* [Exercise objective]: Every line that holds "izrakteņu" should be shown.

* START Records for this exercise *

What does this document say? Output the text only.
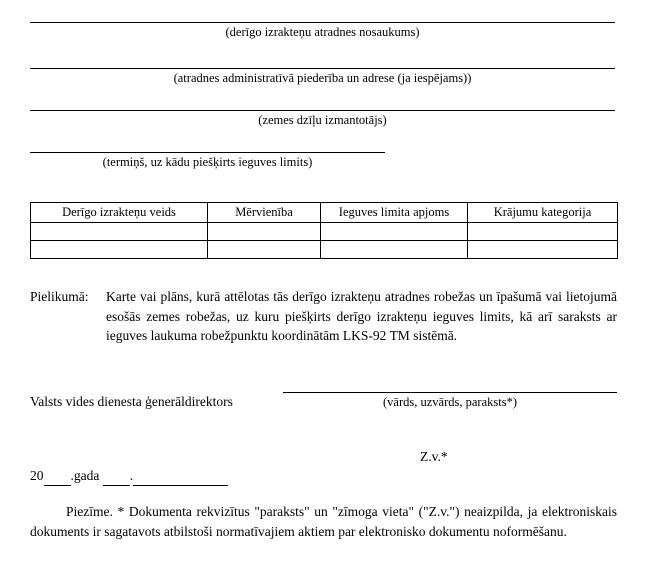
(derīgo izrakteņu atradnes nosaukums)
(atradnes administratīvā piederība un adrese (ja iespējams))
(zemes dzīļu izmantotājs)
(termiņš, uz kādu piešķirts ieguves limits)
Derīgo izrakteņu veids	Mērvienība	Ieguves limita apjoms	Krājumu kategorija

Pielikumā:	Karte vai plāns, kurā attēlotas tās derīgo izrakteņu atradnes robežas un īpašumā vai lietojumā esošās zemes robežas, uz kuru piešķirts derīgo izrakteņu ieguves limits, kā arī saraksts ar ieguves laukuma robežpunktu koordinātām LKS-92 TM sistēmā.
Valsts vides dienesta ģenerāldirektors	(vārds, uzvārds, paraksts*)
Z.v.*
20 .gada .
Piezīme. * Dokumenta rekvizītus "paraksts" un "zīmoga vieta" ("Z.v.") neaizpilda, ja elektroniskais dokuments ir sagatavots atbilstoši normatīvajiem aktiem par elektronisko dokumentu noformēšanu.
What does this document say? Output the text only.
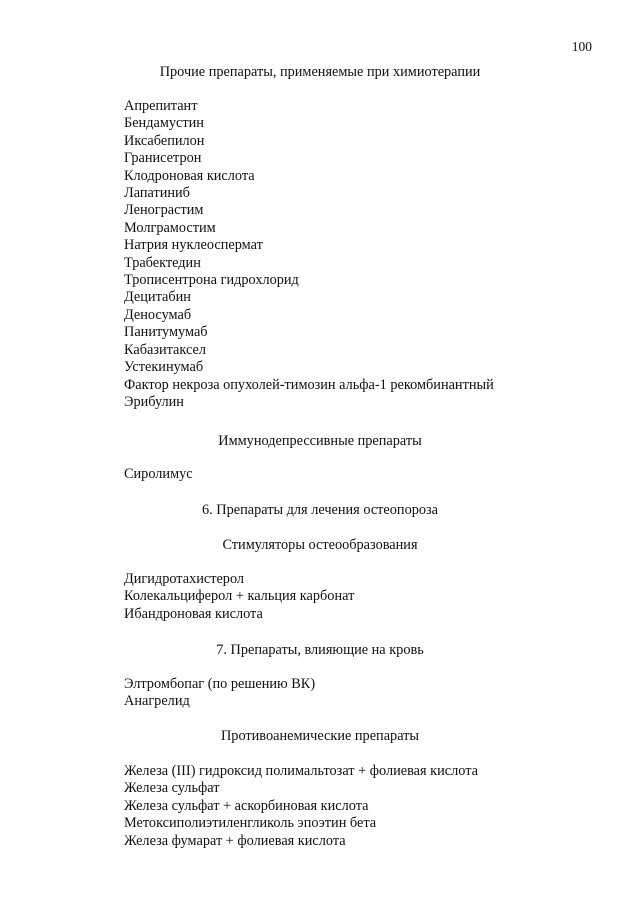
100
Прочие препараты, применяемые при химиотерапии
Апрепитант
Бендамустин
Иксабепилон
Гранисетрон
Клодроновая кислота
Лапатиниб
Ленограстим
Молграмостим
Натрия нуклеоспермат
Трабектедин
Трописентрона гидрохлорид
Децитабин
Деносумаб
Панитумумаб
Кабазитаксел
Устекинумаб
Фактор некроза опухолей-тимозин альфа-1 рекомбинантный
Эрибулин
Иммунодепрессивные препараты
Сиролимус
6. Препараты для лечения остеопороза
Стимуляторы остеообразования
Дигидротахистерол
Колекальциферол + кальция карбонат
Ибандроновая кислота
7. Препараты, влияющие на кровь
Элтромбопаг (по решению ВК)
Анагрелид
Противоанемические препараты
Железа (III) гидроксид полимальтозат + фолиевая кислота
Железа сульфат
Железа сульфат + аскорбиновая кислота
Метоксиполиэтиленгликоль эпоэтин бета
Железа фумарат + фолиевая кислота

* END Records for this exercise *

* [Solution for this task]:
(derīgo izrakteņu atradnes nosaukums)
Derīgo izrakteņu veids	Mērvienība	Ieguves limita apjoms	Krājumu kategorija
Pielikumā:	Karte vai plāns, kurā attēlotas tās derīgo izrakteņu atradnes robežas un īpašumā vai lietojumā esošās zemes robežas, uz kuru piešķirts derīgo izrakteņu ieguves limits, kā arī saraksts ar ieguves laukuma robežpunktu koordinātām LKS-92 TM sistēmā.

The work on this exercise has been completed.